:: WHAT IS NEEDED ::
Copy every entry exactly as given, minus the images.

:: SUPPLIED ENTRIES ::
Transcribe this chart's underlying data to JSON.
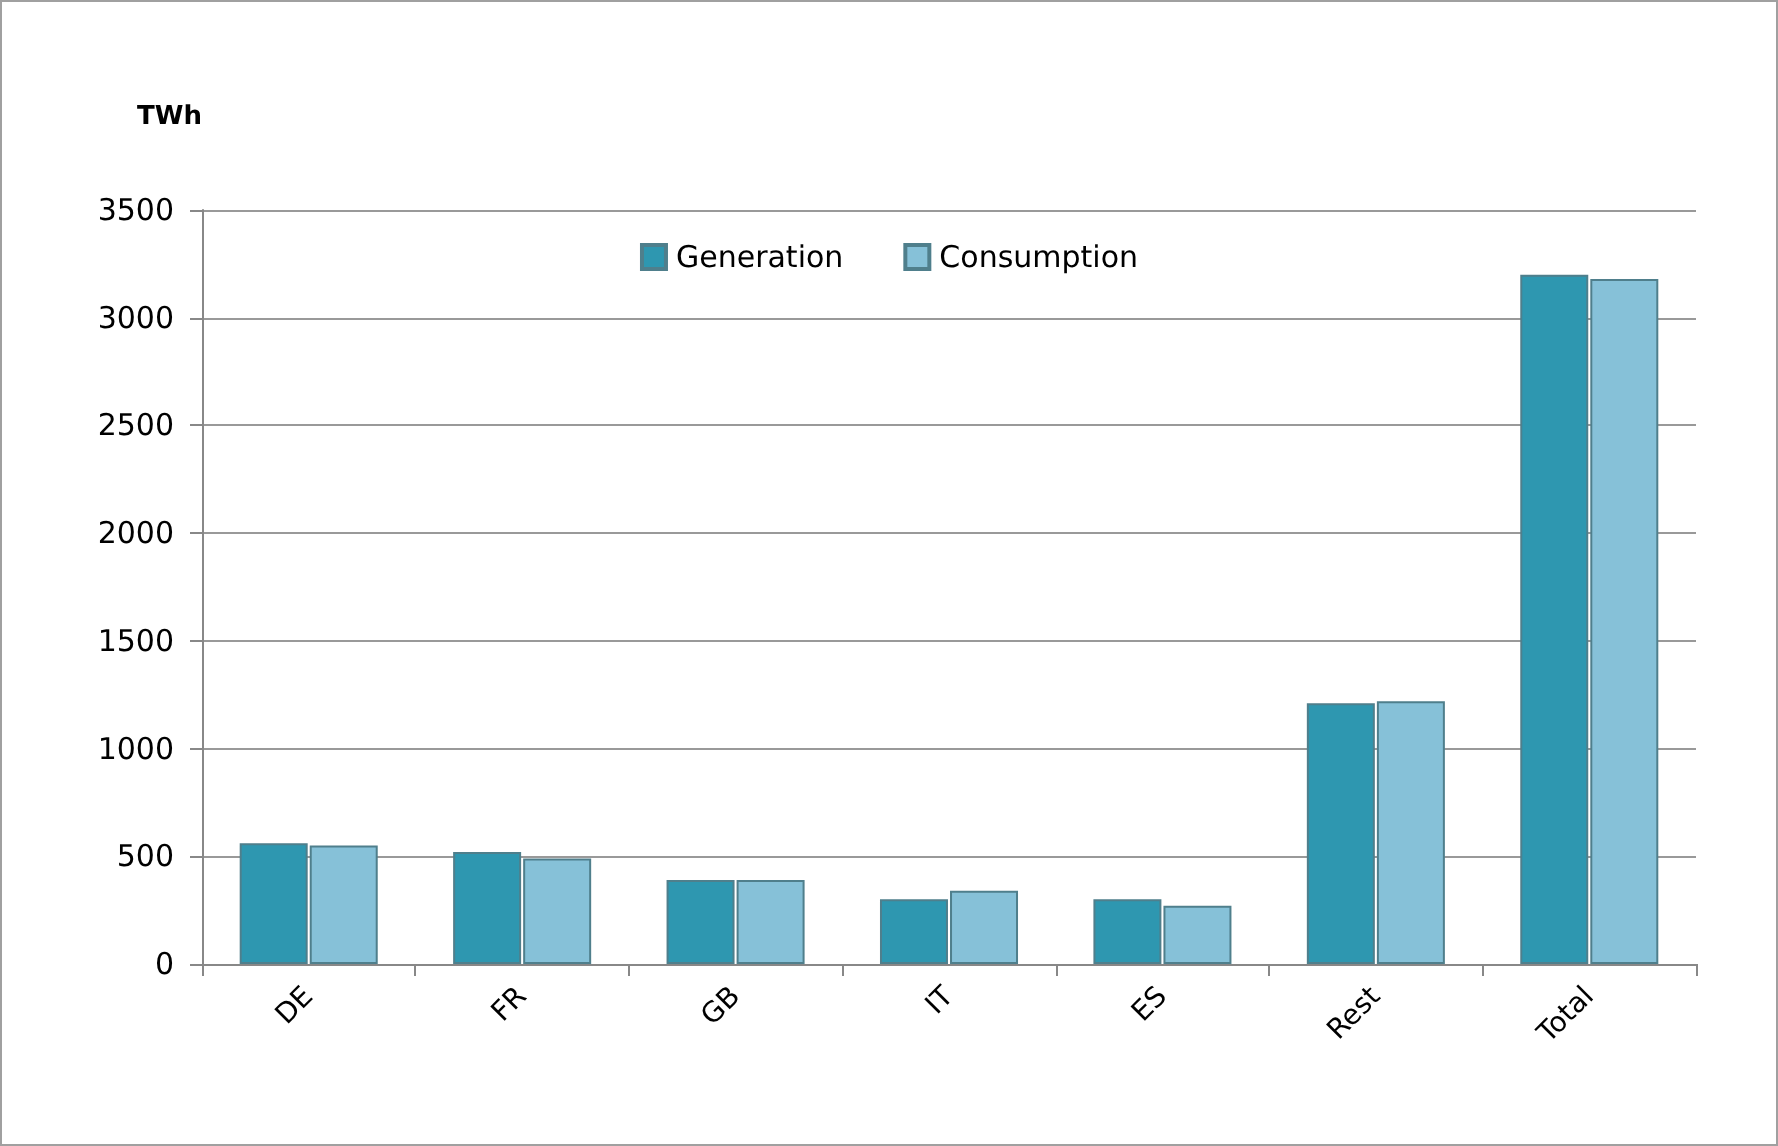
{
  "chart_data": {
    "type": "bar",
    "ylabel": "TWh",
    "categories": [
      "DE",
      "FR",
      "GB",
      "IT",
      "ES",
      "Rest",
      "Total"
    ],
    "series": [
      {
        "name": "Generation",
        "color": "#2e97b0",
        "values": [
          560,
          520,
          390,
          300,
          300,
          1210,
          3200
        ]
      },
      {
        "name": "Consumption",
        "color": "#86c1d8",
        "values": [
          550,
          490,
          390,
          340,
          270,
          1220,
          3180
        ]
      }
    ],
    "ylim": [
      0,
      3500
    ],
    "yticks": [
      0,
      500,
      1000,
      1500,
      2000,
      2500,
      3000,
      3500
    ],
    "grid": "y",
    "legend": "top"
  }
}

:: FULL OUTPUT ::
Transcribe this chart's underlying data to JSON.
{
  "chart_data": {
    "type": "bar",
    "ylabel": "TWh",
    "categories": [
      "DE",
      "FR",
      "GB",
      "IT",
      "ES",
      "Rest",
      "Total"
    ],
    "series": [
      {
        "name": "Generation",
        "color": "#2e97b0",
        "values": [
          560,
          520,
          390,
          300,
          300,
          1210,
          3200
        ]
      },
      {
        "name": "Consumption",
        "color": "#86c1d8",
        "values": [
          550,
          490,
          390,
          340,
          270,
          1220,
          3180
        ]
      }
    ],
    "ylim": [
      0,
      3500
    ],
    "yticks": [
      0,
      500,
      1000,
      1500,
      2000,
      2500,
      3000,
      3500
    ],
    "grid": "y",
    "legend": "top"
  }
}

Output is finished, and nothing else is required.